RECORDS SUPPLIED
^^^^^^^^^^^^^^^^
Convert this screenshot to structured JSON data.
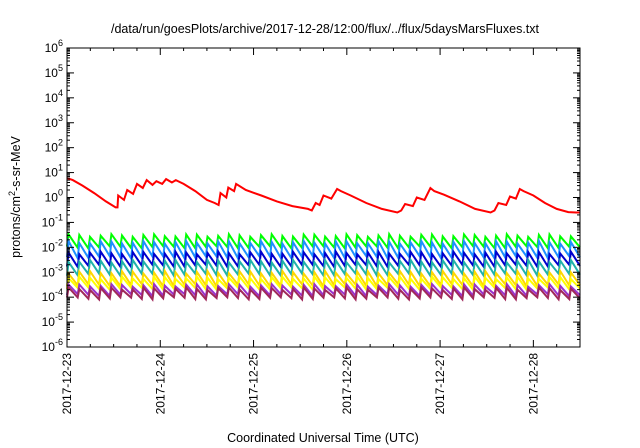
{
  "chart_data": {
    "type": "line",
    "title": "/data/run/goesPlots/archive/2017-12-28/12:00/flux/../flux/5daysMarsFluxes.txt",
    "xlabel": "Coordinated Universal Time (UTC)",
    "ylabel": {
      "base": "protons/cm",
      "sup": "2",
      "rest": "-s-sr-MeV"
    },
    "y_scale": "log",
    "ylim": [
      1e-06,
      1000000.0
    ],
    "x_range": [
      "2017-12-23 00:00",
      "2017-12-28 12:00"
    ],
    "grid": false,
    "legend": "none",
    "x_ticks": [
      "2017-12-23",
      "2017-12-24",
      "2017-12-25",
      "2017-12-26",
      "2017-12-27",
      "2017-12-28"
    ],
    "y_ticks": [
      {
        "base": "10",
        "exp": "-6"
      },
      {
        "base": "10",
        "exp": "-5"
      },
      {
        "base": "10",
        "exp": "-4"
      },
      {
        "base": "10",
        "exp": "-3"
      },
      {
        "base": "10",
        "exp": "-2"
      },
      {
        "base": "10",
        "exp": "-1"
      },
      {
        "base": "10",
        "exp": "0"
      },
      {
        "base": "10",
        "exp": "1"
      },
      {
        "base": "10",
        "exp": "2"
      },
      {
        "base": "10",
        "exp": "3"
      },
      {
        "base": "10",
        "exp": "4"
      },
      {
        "base": "10",
        "exp": "5"
      },
      {
        "base": "10",
        "exp": "6"
      }
    ],
    "series": [
      {
        "color": "#ff0000",
        "x": [
          "2017-12-23 00:00",
          "2017-12-23 01:30",
          "2017-12-23 04:00",
          "2017-12-23 07:00",
          "2017-12-23 10:00",
          "2017-12-23 12:30",
          "2017-12-23 13:00",
          "2017-12-23 13:10",
          "2017-12-23 14:40",
          "2017-12-23 15:30",
          "2017-12-23 17:00",
          "2017-12-23 18:00",
          "2017-12-23 19:30",
          "2017-12-23 20:30",
          "2017-12-23 22:00",
          "2017-12-23 23:00",
          "2017-12-24 00:30",
          "2017-12-24 01:30",
          "2017-12-24 03:00",
          "2017-12-24 04:00",
          "2017-12-24 06:00",
          "2017-12-24 09:00",
          "2017-12-24 12:00",
          "2017-12-24 14:00",
          "2017-12-24 15:00",
          "2017-12-24 15:30",
          "2017-12-24 17:00",
          "2017-12-24 17:30",
          "2017-12-24 19:00",
          "2017-12-24 19:30",
          "2017-12-24 22:00",
          "2017-12-25 02:00",
          "2017-12-25 06:00",
          "2017-12-25 10:00",
          "2017-12-25 14:00",
          "2017-12-25 15:00",
          "2017-12-25 16:00",
          "2017-12-25 17:00",
          "2017-12-25 18:00",
          "2017-12-25 20:00",
          "2017-12-25 21:30",
          "2017-12-25 22:30",
          "2017-12-26 01:00",
          "2017-12-26 05:00",
          "2017-12-26 09:00",
          "2017-12-26 13:00",
          "2017-12-26 14:00",
          "2017-12-26 15:00",
          "2017-12-26 17:00",
          "2017-12-26 18:00",
          "2017-12-26 20:00",
          "2017-12-26 21:30",
          "2017-12-26 22:30",
          "2017-12-27 01:00",
          "2017-12-27 05:00",
          "2017-12-27 09:00",
          "2017-12-27 13:00",
          "2017-12-27 14:00",
          "2017-12-27 15:00",
          "2017-12-27 17:00",
          "2017-12-27 18:00",
          "2017-12-27 19:30",
          "2017-12-27 20:30",
          "2017-12-27 21:30",
          "2017-12-28 00:00",
          "2017-12-28 03:00",
          "2017-12-28 06:00",
          "2017-12-28 09:00",
          "2017-12-28 11:00",
          "2017-12-28 12:00"
        ],
        "y": [
          6,
          5,
          3,
          1.5,
          0.7,
          0.4,
          0.4,
          1.2,
          0.8,
          2,
          1.4,
          3.5,
          2.4,
          5,
          3.2,
          4.5,
          3.5,
          5.5,
          4,
          5,
          3.5,
          1.8,
          0.8,
          0.6,
          0.5,
          1.5,
          1,
          2.5,
          1.8,
          3.5,
          2,
          1.2,
          0.7,
          0.45,
          0.35,
          0.3,
          0.6,
          0.5,
          1.2,
          0.9,
          2.2,
          1.8,
          1.2,
          0.6,
          0.35,
          0.25,
          0.3,
          0.55,
          0.45,
          1,
          0.8,
          2.4,
          1.8,
          1.3,
          0.7,
          0.35,
          0.25,
          0.3,
          0.6,
          0.5,
          1.1,
          0.9,
          2.2,
          1.8,
          1.2,
          0.6,
          0.35,
          0.26,
          0.25,
          0.25
        ]
      },
      {
        "color": "#00ff00",
        "profile": "sawtooth",
        "top": 0.03,
        "bottom": 0.01,
        "cycles": 48
      },
      {
        "color": "#1e90ff",
        "profile": "sawtooth",
        "top": 0.016,
        "bottom": 0.004,
        "cycles": 48
      },
      {
        "color": "#0000cd",
        "profile": "sawtooth",
        "top": 0.006,
        "bottom": 0.0018,
        "cycles": 48
      },
      {
        "color": "#20b2aa",
        "profile": "sawtooth",
        "top": 0.0028,
        "bottom": 0.0008,
        "cycles": 48
      },
      {
        "color": "#ffd700",
        "profile": "sawtooth",
        "top": 0.001,
        "bottom": 0.0003,
        "cycles": 48
      },
      {
        "color": "#ffff00",
        "profile": "sawtooth",
        "top": 0.0006,
        "bottom": 0.00022,
        "cycles": 48
      },
      {
        "color": "#9932cc",
        "profile": "sawtooth",
        "top": 0.0003,
        "bottom": 0.00012,
        "cycles": 48
      },
      {
        "color": "#a0285a",
        "profile": "sawtooth",
        "top": 0.00022,
        "bottom": 9e-05,
        "cycles": 48
      }
    ]
  }
}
^^^^^^^^^^^^^^^^
Skip the pictures and transcribe the rest of the records exactly.

REPLY TO THE TASK
Convert this screenshot to structured JSON data.
{
  "chart_data": {
    "type": "line",
    "title": "/data/run/goesPlots/archive/2017-12-28/12:00/flux/../flux/5daysMarsFluxes.txt",
    "xlabel": "Coordinated Universal Time (UTC)",
    "ylabel": {
      "base": "protons/cm",
      "sup": "2",
      "rest": "-s-sr-MeV"
    },
    "y_scale": "log",
    "ylim": [
      1e-06,
      1000000.0
    ],
    "x_range": [
      "2017-12-23 00:00",
      "2017-12-28 12:00"
    ],
    "grid": false,
    "legend": "none",
    "x_ticks": [
      "2017-12-23",
      "2017-12-24",
      "2017-12-25",
      "2017-12-26",
      "2017-12-27",
      "2017-12-28"
    ],
    "y_ticks": [
      {
        "base": "10",
        "exp": "-6"
      },
      {
        "base": "10",
        "exp": "-5"
      },
      {
        "base": "10",
        "exp": "-4"
      },
      {
        "base": "10",
        "exp": "-3"
      },
      {
        "base": "10",
        "exp": "-2"
      },
      {
        "base": "10",
        "exp": "-1"
      },
      {
        "base": "10",
        "exp": "0"
      },
      {
        "base": "10",
        "exp": "1"
      },
      {
        "base": "10",
        "exp": "2"
      },
      {
        "base": "10",
        "exp": "3"
      },
      {
        "base": "10",
        "exp": "4"
      },
      {
        "base": "10",
        "exp": "5"
      },
      {
        "base": "10",
        "exp": "6"
      }
    ],
    "series": [
      {
        "color": "#ff0000",
        "x": [
          "2017-12-23 00:00",
          "2017-12-23 01:30",
          "2017-12-23 04:00",
          "2017-12-23 07:00",
          "2017-12-23 10:00",
          "2017-12-23 12:30",
          "2017-12-23 13:00",
          "2017-12-23 13:10",
          "2017-12-23 14:40",
          "2017-12-23 15:30",
          "2017-12-23 17:00",
          "2017-12-23 18:00",
          "2017-12-23 19:30",
          "2017-12-23 20:30",
          "2017-12-23 22:00",
          "2017-12-23 23:00",
          "2017-12-24 00:30",
          "2017-12-24 01:30",
          "2017-12-24 03:00",
          "2017-12-24 04:00",
          "2017-12-24 06:00",
          "2017-12-24 09:00",
          "2017-12-24 12:00",
          "2017-12-24 14:00",
          "2017-12-24 15:00",
          "2017-12-24 15:30",
          "2017-12-24 17:00",
          "2017-12-24 17:30",
          "2017-12-24 19:00",
          "2017-12-24 19:30",
          "2017-12-24 22:00",
          "2017-12-25 02:00",
          "2017-12-25 06:00",
          "2017-12-25 10:00",
          "2017-12-25 14:00",
          "2017-12-25 15:00",
          "2017-12-25 16:00",
          "2017-12-25 17:00",
          "2017-12-25 18:00",
          "2017-12-25 20:00",
          "2017-12-25 21:30",
          "2017-12-25 22:30",
          "2017-12-26 01:00",
          "2017-12-26 05:00",
          "2017-12-26 09:00",
          "2017-12-26 13:00",
          "2017-12-26 14:00",
          "2017-12-26 15:00",
          "2017-12-26 17:00",
          "2017-12-26 18:00",
          "2017-12-26 20:00",
          "2017-12-26 21:30",
          "2017-12-26 22:30",
          "2017-12-27 01:00",
          "2017-12-27 05:00",
          "2017-12-27 09:00",
          "2017-12-27 13:00",
          "2017-12-27 14:00",
          "2017-12-27 15:00",
          "2017-12-27 17:00",
          "2017-12-27 18:00",
          "2017-12-27 19:30",
          "2017-12-27 20:30",
          "2017-12-27 21:30",
          "2017-12-28 00:00",
          "2017-12-28 03:00",
          "2017-12-28 06:00",
          "2017-12-28 09:00",
          "2017-12-28 11:00",
          "2017-12-28 12:00"
        ],
        "y": [
          6,
          5,
          3,
          1.5,
          0.7,
          0.4,
          0.4,
          1.2,
          0.8,
          2,
          1.4,
          3.5,
          2.4,
          5,
          3.2,
          4.5,
          3.5,
          5.5,
          4,
          5,
          3.5,
          1.8,
          0.8,
          0.6,
          0.5,
          1.5,
          1,
          2.5,
          1.8,
          3.5,
          2,
          1.2,
          0.7,
          0.45,
          0.35,
          0.3,
          0.6,
          0.5,
          1.2,
          0.9,
          2.2,
          1.8,
          1.2,
          0.6,
          0.35,
          0.25,
          0.3,
          0.55,
          0.45,
          1,
          0.8,
          2.4,
          1.8,
          1.3,
          0.7,
          0.35,
          0.25,
          0.3,
          0.6,
          0.5,
          1.1,
          0.9,
          2.2,
          1.8,
          1.2,
          0.6,
          0.35,
          0.26,
          0.25,
          0.25
        ]
      },
      {
        "color": "#00ff00",
        "profile": "sawtooth",
        "top": 0.03,
        "bottom": 0.01,
        "cycles": 48
      },
      {
        "color": "#1e90ff",
        "profile": "sawtooth",
        "top": 0.016,
        "bottom": 0.004,
        "cycles": 48
      },
      {
        "color": "#0000cd",
        "profile": "sawtooth",
        "top": 0.006,
        "bottom": 0.0018,
        "cycles": 48
      },
      {
        "color": "#20b2aa",
        "profile": "sawtooth",
        "top": 0.0028,
        "bottom": 0.0008,
        "cycles": 48
      },
      {
        "color": "#ffd700",
        "profile": "sawtooth",
        "top": 0.001,
        "bottom": 0.0003,
        "cycles": 48
      },
      {
        "color": "#ffff00",
        "profile": "sawtooth",
        "top": 0.0006,
        "bottom": 0.00022,
        "cycles": 48
      },
      {
        "color": "#9932cc",
        "profile": "sawtooth",
        "top": 0.0003,
        "bottom": 0.00012,
        "cycles": 48
      },
      {
        "color": "#a0285a",
        "profile": "sawtooth",
        "top": 0.00022,
        "bottom": 9e-05,
        "cycles": 48
      }
    ]
  }
}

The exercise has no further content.